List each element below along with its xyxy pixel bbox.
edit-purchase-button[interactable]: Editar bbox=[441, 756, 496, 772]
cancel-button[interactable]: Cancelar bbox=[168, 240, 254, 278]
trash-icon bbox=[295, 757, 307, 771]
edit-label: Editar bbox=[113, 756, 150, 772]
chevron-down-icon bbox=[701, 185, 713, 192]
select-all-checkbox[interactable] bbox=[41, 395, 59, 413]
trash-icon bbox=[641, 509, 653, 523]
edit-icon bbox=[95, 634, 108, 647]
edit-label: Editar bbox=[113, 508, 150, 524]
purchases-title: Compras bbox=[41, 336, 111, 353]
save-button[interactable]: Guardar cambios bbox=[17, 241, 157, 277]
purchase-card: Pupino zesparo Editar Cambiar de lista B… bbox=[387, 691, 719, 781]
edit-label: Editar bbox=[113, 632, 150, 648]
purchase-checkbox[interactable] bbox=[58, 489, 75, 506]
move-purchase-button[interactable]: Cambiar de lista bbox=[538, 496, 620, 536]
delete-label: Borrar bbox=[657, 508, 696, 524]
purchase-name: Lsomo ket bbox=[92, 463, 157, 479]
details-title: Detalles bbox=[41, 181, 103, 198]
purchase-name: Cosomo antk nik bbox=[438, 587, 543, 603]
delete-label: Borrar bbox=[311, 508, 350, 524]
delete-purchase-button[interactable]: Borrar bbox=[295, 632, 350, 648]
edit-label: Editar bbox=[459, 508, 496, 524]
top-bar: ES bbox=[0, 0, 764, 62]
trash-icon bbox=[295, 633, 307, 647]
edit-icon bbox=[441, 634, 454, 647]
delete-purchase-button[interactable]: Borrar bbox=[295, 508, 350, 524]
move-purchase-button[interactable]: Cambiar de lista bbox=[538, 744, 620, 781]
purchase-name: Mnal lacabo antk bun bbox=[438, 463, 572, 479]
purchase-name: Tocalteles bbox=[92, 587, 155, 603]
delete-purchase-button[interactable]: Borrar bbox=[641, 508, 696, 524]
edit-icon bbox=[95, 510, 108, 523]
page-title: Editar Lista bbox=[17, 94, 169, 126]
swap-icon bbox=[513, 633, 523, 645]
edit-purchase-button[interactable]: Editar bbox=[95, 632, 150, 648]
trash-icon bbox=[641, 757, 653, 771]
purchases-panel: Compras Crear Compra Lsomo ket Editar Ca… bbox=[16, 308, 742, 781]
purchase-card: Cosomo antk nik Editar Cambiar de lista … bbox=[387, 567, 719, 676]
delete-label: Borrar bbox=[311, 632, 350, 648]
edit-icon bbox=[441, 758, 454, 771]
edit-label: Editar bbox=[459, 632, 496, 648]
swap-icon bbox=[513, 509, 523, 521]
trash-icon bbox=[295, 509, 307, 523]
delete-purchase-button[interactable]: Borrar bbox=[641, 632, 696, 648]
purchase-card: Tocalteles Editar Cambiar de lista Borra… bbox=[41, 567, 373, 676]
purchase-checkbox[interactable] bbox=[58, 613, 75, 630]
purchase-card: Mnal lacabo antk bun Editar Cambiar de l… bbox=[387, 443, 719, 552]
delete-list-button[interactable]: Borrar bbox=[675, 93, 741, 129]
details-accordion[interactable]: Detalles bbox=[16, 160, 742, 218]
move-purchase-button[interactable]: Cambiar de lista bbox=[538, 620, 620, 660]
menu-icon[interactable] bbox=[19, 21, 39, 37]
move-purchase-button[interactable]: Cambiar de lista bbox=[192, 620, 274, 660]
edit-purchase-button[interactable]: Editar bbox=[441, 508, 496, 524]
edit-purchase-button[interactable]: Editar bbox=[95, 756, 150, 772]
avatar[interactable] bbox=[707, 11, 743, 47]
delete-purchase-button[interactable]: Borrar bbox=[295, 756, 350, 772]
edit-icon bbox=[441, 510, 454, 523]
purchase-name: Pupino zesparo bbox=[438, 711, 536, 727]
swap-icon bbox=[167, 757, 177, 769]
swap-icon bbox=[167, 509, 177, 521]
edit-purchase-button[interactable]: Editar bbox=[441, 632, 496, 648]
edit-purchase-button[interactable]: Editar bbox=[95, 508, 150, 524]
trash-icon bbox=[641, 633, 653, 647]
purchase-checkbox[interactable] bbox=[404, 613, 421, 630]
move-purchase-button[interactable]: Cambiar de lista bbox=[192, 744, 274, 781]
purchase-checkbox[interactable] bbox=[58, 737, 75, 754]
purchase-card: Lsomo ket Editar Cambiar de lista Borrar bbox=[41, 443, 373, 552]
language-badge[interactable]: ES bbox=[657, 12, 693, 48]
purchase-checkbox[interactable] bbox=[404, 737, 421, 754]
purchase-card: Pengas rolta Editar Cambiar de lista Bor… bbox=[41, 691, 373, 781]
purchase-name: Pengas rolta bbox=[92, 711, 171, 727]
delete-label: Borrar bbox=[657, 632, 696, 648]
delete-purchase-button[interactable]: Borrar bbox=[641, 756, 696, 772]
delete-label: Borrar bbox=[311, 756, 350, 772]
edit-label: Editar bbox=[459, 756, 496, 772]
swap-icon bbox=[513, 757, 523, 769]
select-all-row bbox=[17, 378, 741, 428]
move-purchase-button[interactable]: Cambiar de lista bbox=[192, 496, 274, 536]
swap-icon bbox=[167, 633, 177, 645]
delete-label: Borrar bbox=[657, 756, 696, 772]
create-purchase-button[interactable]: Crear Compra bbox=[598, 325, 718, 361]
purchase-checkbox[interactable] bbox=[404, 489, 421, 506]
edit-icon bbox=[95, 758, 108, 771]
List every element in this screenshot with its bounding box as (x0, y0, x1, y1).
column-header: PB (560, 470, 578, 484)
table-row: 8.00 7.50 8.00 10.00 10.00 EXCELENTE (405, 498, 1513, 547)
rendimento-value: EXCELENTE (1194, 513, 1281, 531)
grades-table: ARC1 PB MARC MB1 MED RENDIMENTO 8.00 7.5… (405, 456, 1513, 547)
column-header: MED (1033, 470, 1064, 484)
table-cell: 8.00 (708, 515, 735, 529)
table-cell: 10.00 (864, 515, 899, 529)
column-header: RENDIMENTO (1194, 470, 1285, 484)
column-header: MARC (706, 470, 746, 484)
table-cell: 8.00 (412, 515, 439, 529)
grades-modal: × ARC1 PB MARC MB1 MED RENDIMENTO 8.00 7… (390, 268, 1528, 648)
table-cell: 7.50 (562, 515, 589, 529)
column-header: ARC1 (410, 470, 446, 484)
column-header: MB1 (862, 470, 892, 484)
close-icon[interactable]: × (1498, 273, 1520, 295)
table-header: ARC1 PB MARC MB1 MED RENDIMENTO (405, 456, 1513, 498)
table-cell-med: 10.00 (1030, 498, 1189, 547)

* EXERCISE
Please reproduce every line of the material above verbatim, with no changes.

* EXERCISE OUTPUT
List each element below along with its xyxy pixel bbox.
edit-purchase-button[interactable]: Editar bbox=[441, 756, 496, 772]
cancel-button[interactable]: Cancelar bbox=[168, 240, 254, 278]
trash-icon bbox=[295, 757, 307, 771]
edit-label: Editar bbox=[113, 756, 150, 772]
chevron-down-icon bbox=[701, 185, 713, 192]
select-all-checkbox[interactable] bbox=[41, 395, 59, 413]
trash-icon bbox=[641, 509, 653, 523]
edit-icon bbox=[95, 634, 108, 647]
edit-label: Editar bbox=[113, 508, 150, 524]
purchases-title: Compras bbox=[41, 336, 111, 353]
save-button[interactable]: Guardar cambios bbox=[17, 241, 157, 277]
purchase-card: Pupino zesparo Editar Cambiar de lista B… bbox=[387, 691, 719, 781]
edit-label: Editar bbox=[113, 632, 150, 648]
purchase-checkbox[interactable] bbox=[58, 489, 75, 506]
move-purchase-button[interactable]: Cambiar de lista bbox=[538, 496, 620, 536]
delete-label: Borrar bbox=[657, 508, 696, 524]
purchase-name: Lsomo ket bbox=[92, 463, 157, 479]
details-title: Detalles bbox=[41, 181, 103, 198]
purchase-name: Cosomo antk nik bbox=[438, 587, 543, 603]
delete-label: Borrar bbox=[311, 508, 350, 524]
delete-purchase-button[interactable]: Borrar bbox=[295, 632, 350, 648]
edit-label: Editar bbox=[459, 508, 496, 524]
top-bar: ES bbox=[0, 0, 764, 62]
trash-icon bbox=[295, 633, 307, 647]
edit-icon bbox=[441, 634, 454, 647]
delete-purchase-button[interactable]: Borrar bbox=[295, 508, 350, 524]
move-purchase-button[interactable]: Cambiar de lista bbox=[538, 744, 620, 781]
purchase-name: Mnal lacabo antk bun bbox=[438, 463, 572, 479]
purchase-name: Tocalteles bbox=[92, 587, 155, 603]
delete-purchase-button[interactable]: Borrar bbox=[641, 508, 696, 524]
edit-icon bbox=[95, 510, 108, 523]
page-title: Editar Lista bbox=[17, 94, 169, 126]
swap-icon bbox=[513, 633, 523, 645]
edit-purchase-button[interactable]: Editar bbox=[95, 632, 150, 648]
trash-icon bbox=[641, 757, 653, 771]
purchases-panel: Compras Crear Compra Lsomo ket Editar Ca… bbox=[16, 308, 742, 781]
purchase-card: Cosomo antk nik Editar Cambiar de lista … bbox=[387, 567, 719, 676]
delete-label: Borrar bbox=[311, 632, 350, 648]
edit-icon bbox=[441, 758, 454, 771]
edit-label: Editar bbox=[459, 632, 496, 648]
swap-icon bbox=[513, 509, 523, 521]
trash-icon bbox=[295, 509, 307, 523]
delete-purchase-button[interactable]: Borrar bbox=[641, 632, 696, 648]
purchase-card: Tocalteles Editar Cambiar de lista Borra… bbox=[41, 567, 373, 676]
purchase-checkbox[interactable] bbox=[58, 613, 75, 630]
purchase-card: Mnal lacabo antk bun Editar Cambiar de l… bbox=[387, 443, 719, 552]
delete-list-button[interactable]: Borrar bbox=[675, 93, 741, 129]
details-accordion[interactable]: Detalles bbox=[16, 160, 742, 218]
move-purchase-button[interactable]: Cambiar de lista bbox=[538, 620, 620, 660]
menu-icon[interactable] bbox=[19, 21, 39, 37]
move-purchase-button[interactable]: Cambiar de lista bbox=[192, 620, 274, 660]
edit-purchase-button[interactable]: Editar bbox=[441, 508, 496, 524]
edit-purchase-button[interactable]: Editar bbox=[95, 756, 150, 772]
avatar[interactable] bbox=[707, 11, 743, 47]
delete-purchase-button[interactable]: Borrar bbox=[295, 756, 350, 772]
edit-icon bbox=[441, 510, 454, 523]
purchase-name: Pupino zesparo bbox=[438, 711, 536, 727]
swap-icon bbox=[167, 757, 177, 769]
swap-icon bbox=[167, 509, 177, 521]
edit-purchase-button[interactable]: Editar bbox=[441, 632, 496, 648]
edit-purchase-button[interactable]: Editar bbox=[95, 508, 150, 524]
trash-icon bbox=[641, 633, 653, 647]
purchase-checkbox[interactable] bbox=[404, 613, 421, 630]
move-purchase-button[interactable]: Cambiar de lista bbox=[192, 744, 274, 781]
purchase-checkbox[interactable] bbox=[58, 737, 75, 754]
purchase-card: Lsomo ket Editar Cambiar de lista Borrar bbox=[41, 443, 373, 552]
language-badge[interactable]: ES bbox=[657, 12, 693, 48]
purchase-checkbox[interactable] bbox=[404, 737, 421, 754]
purchase-card: Pengas rolta Editar Cambiar de lista Bor… bbox=[41, 691, 373, 781]
purchase-name: Pengas rolta bbox=[92, 711, 171, 727]
delete-label: Borrar bbox=[657, 632, 696, 648]
delete-purchase-button[interactable]: Borrar bbox=[641, 756, 696, 772]
delete-label: Borrar bbox=[311, 756, 350, 772]
edit-label: Editar bbox=[459, 756, 496, 772]
swap-icon bbox=[513, 757, 523, 769]
select-all-row bbox=[17, 378, 741, 428]
move-purchase-button[interactable]: Cambiar de lista bbox=[192, 496, 274, 536]
swap-icon bbox=[167, 633, 177, 645]
delete-label: Borrar bbox=[657, 756, 696, 772]
create-purchase-button[interactable]: Crear Compra bbox=[598, 325, 718, 361]
purchase-checkbox[interactable] bbox=[404, 489, 421, 506]
edit-icon bbox=[95, 758, 108, 771]
List every element in this screenshot with its bounding box as (x0, y0, x1, y1).
column-header: PB (560, 470, 578, 484)
table-row: 8.00 7.50 8.00 10.00 10.00 EXCELENTE (405, 498, 1513, 547)
rendimento-value: EXCELENTE (1194, 513, 1281, 531)
grades-table: ARC1 PB MARC MB1 MED RENDIMENTO 8.00 7.5… (405, 456, 1513, 547)
column-header: MED (1033, 470, 1064, 484)
table-cell: 8.00 (708, 515, 735, 529)
table-cell: 10.00 (864, 515, 899, 529)
column-header: RENDIMENTO (1194, 470, 1285, 484)
column-header: MARC (706, 470, 746, 484)
table-cell: 8.00 (412, 515, 439, 529)
grades-modal: × ARC1 PB MARC MB1 MED RENDIMENTO 8.00 7… (390, 268, 1528, 648)
table-cell: 7.50 (562, 515, 589, 529)
column-header: ARC1 (410, 470, 446, 484)
column-header: MB1 (862, 470, 892, 484)
close-icon[interactable]: × (1498, 273, 1520, 295)
table-header: ARC1 PB MARC MB1 MED RENDIMENTO (405, 456, 1513, 498)
table-cell-med: 10.00 (1030, 498, 1189, 547)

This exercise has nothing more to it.